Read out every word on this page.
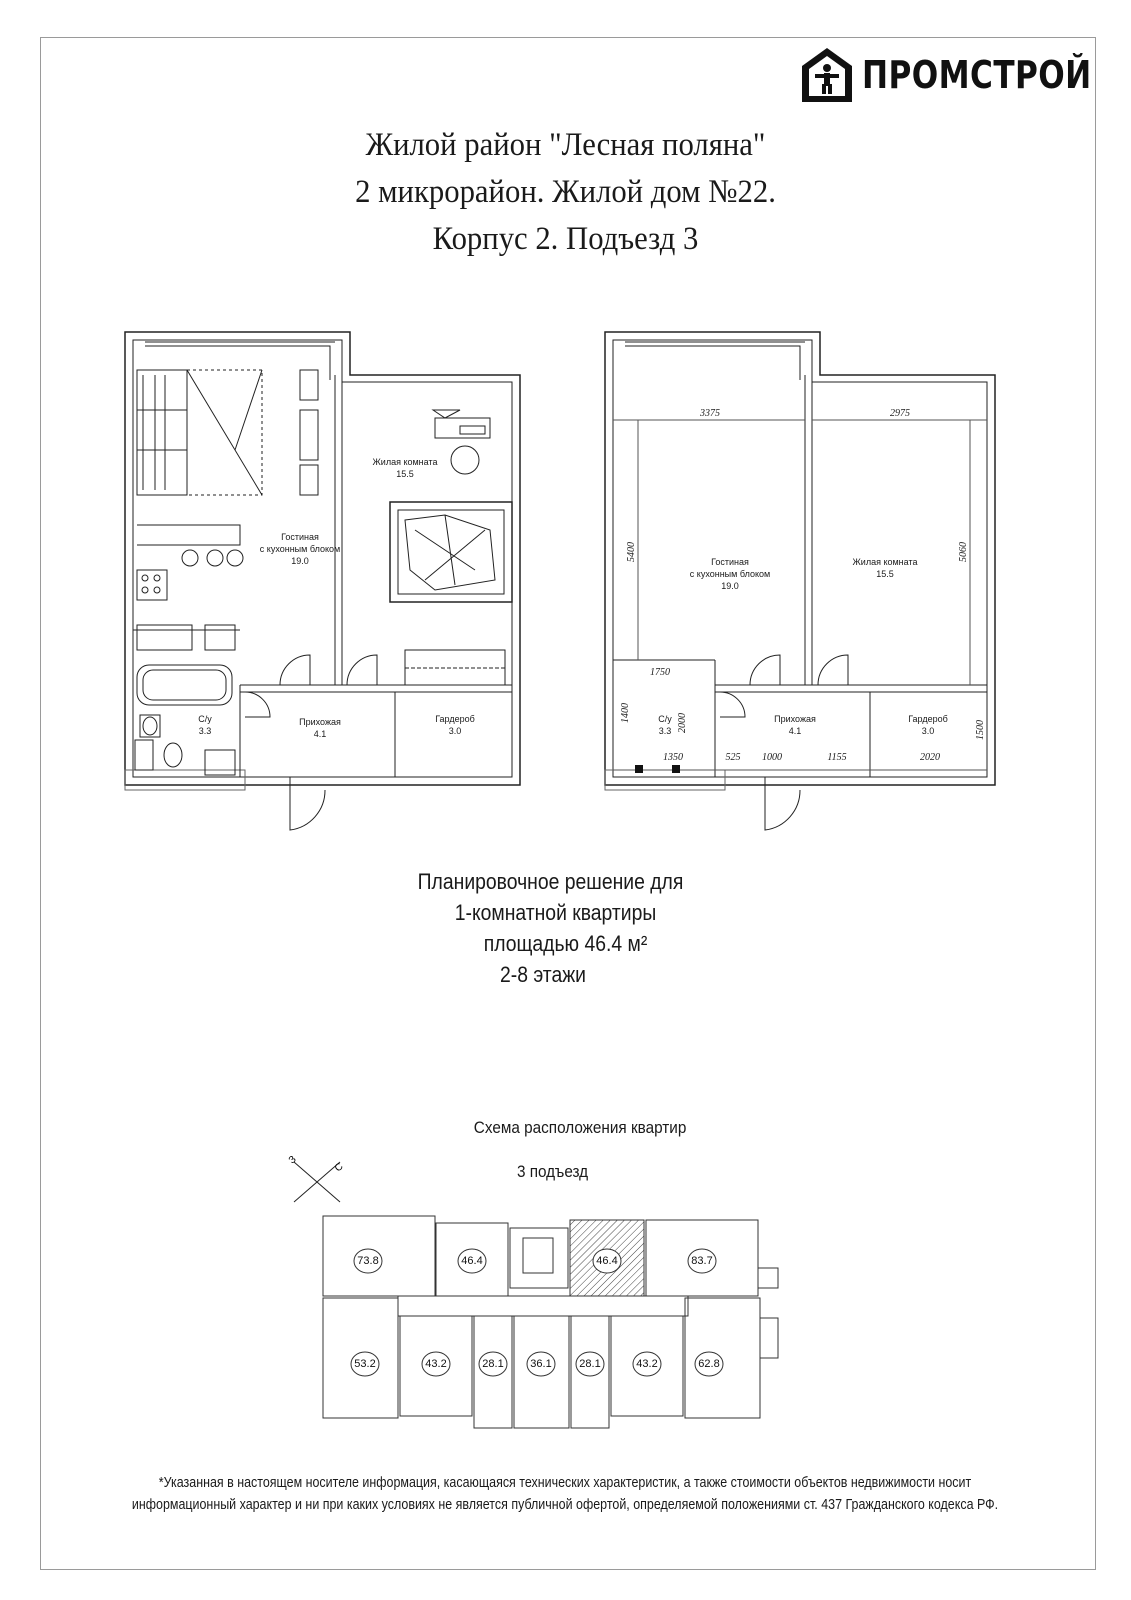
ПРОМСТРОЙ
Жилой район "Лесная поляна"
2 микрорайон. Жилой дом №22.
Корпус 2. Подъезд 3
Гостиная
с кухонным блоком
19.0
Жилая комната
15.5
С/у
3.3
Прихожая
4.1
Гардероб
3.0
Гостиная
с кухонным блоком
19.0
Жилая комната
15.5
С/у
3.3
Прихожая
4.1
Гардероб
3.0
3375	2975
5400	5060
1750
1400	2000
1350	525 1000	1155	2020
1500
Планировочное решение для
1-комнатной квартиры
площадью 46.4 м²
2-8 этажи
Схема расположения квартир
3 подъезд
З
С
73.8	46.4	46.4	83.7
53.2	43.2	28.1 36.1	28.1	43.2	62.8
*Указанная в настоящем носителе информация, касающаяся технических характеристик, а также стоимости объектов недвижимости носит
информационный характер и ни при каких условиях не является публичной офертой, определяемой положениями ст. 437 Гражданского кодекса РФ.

--

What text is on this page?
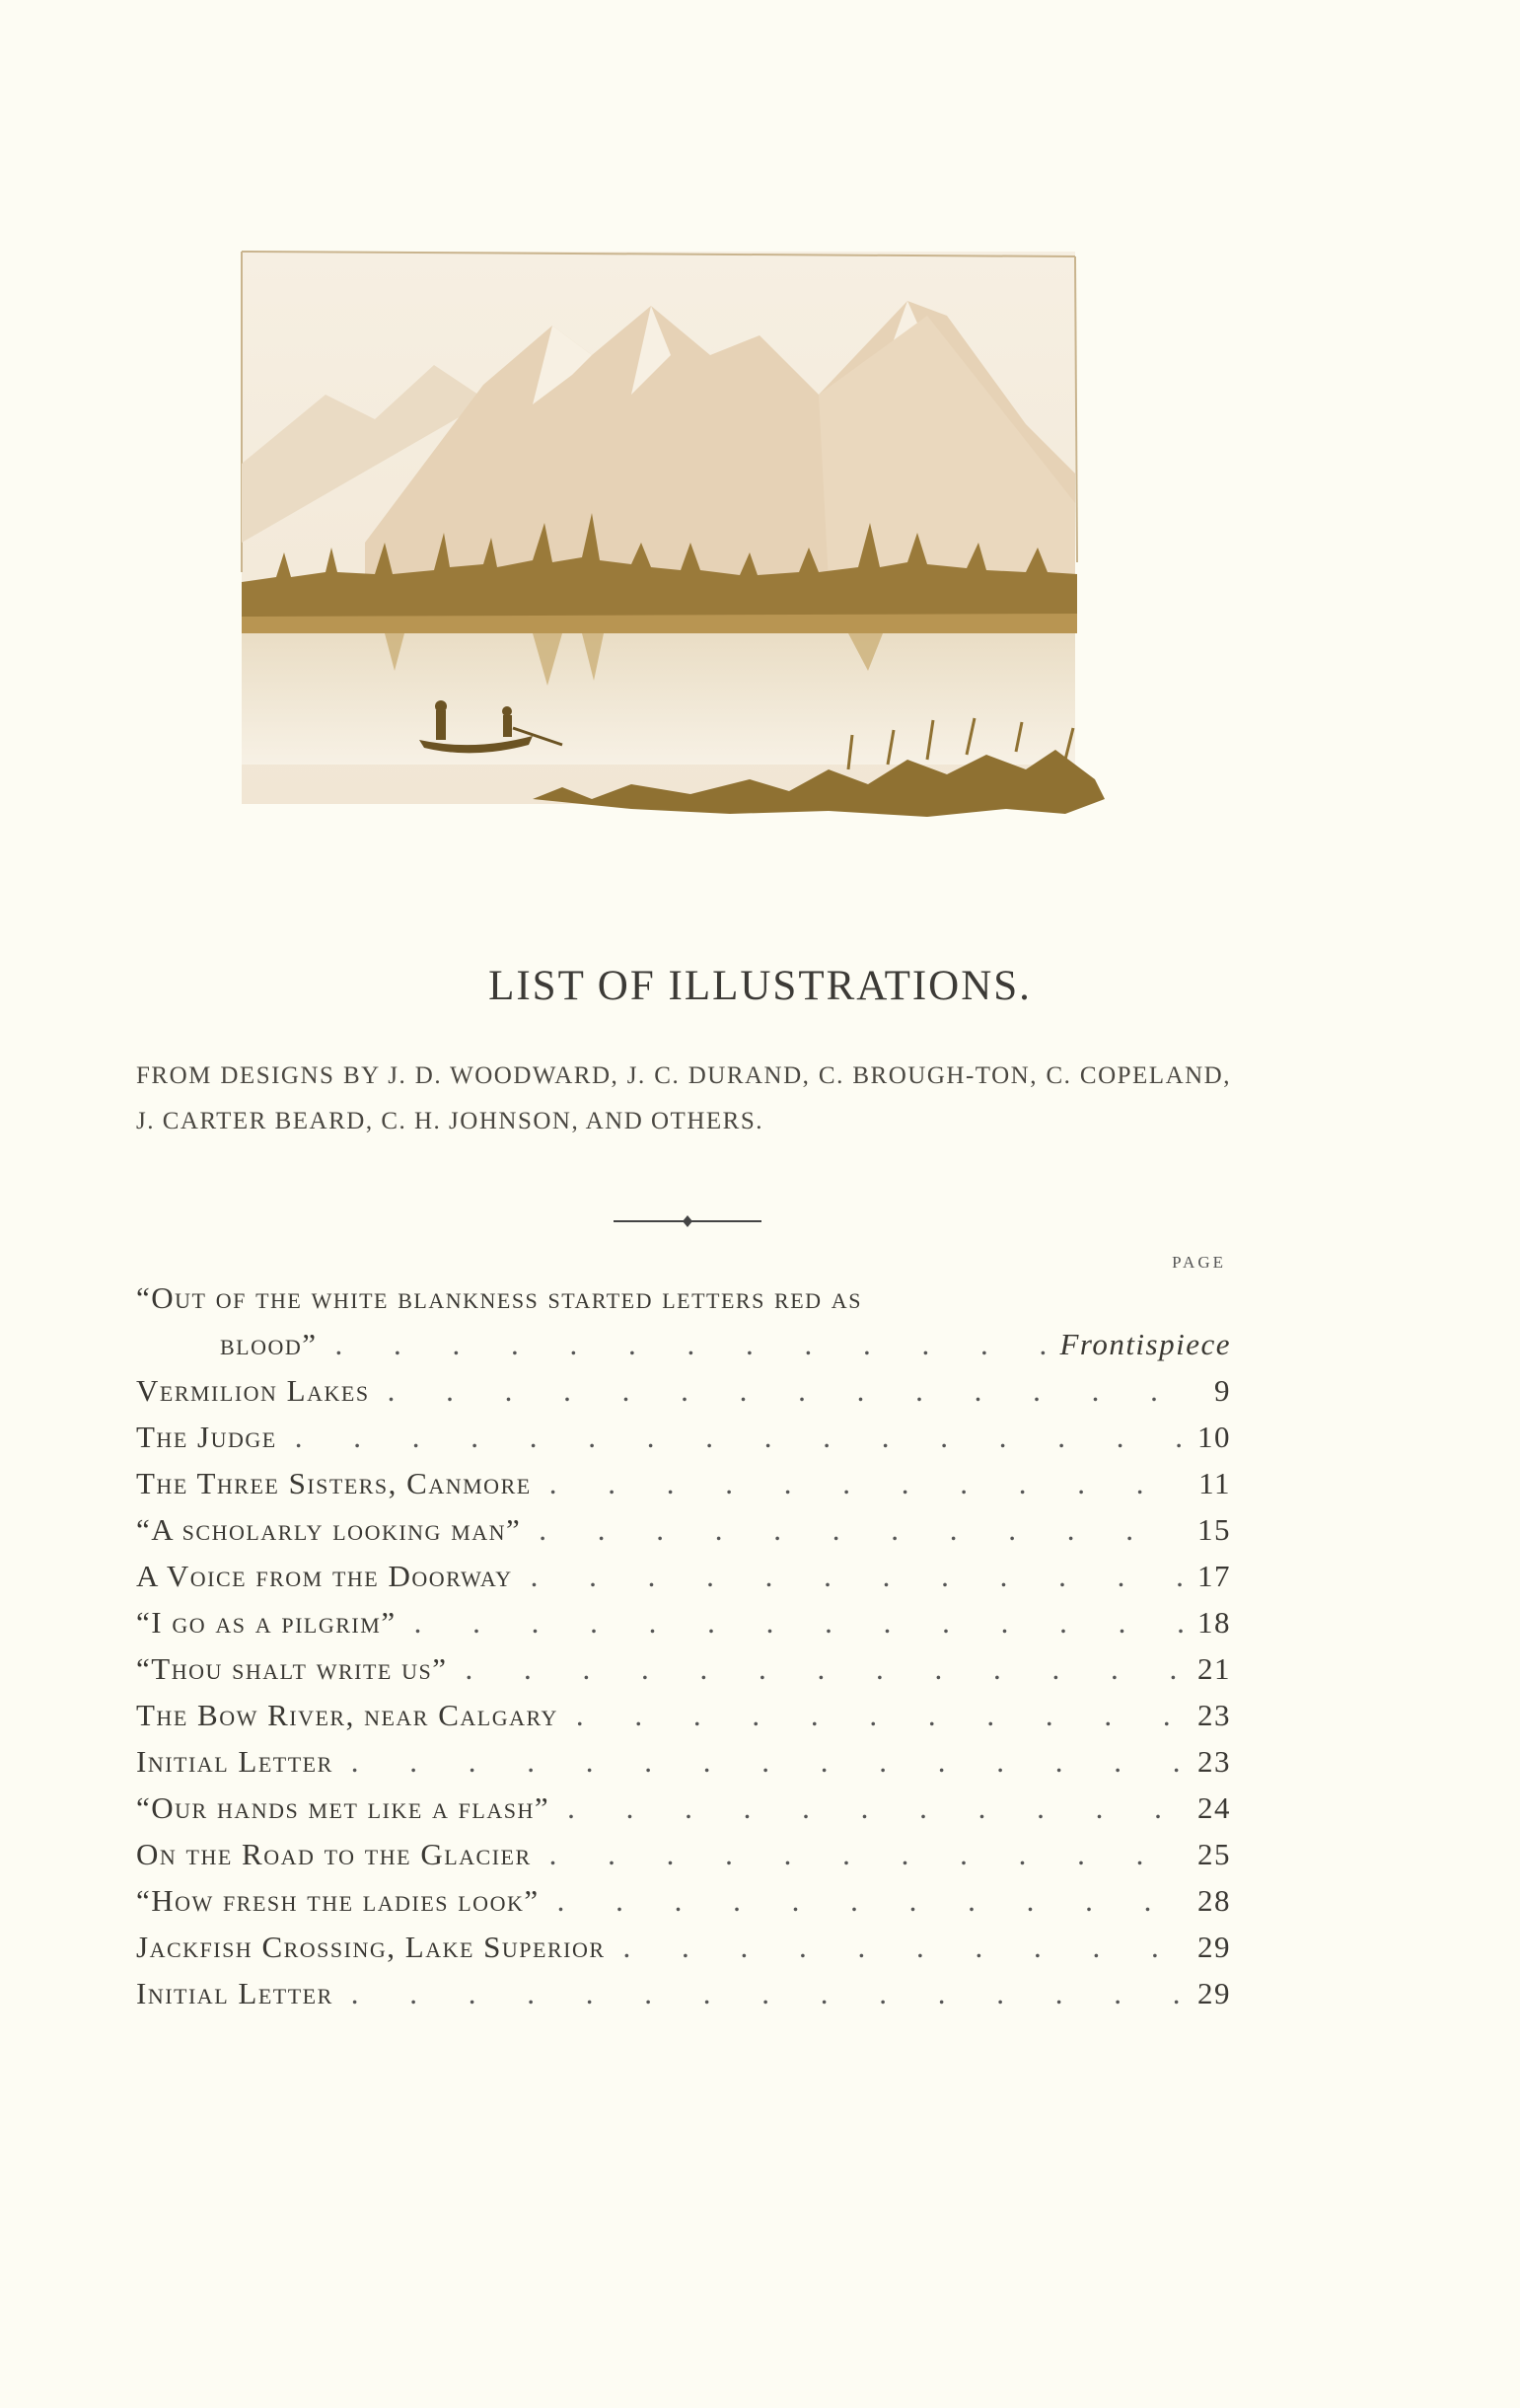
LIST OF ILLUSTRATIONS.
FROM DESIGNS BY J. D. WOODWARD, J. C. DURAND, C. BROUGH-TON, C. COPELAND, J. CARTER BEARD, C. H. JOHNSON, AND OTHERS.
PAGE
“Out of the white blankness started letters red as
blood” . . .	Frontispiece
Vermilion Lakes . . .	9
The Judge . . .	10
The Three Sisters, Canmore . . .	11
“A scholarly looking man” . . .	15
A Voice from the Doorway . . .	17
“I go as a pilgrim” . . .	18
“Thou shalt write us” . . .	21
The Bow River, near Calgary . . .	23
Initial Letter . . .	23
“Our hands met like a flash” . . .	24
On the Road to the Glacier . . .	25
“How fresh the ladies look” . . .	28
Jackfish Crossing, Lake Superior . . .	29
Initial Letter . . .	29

_WHAT THIS TASK INVOLVES_
Report only the number of lines that hold the string "Жилой" in this listing.

_FINAL RESULT_
2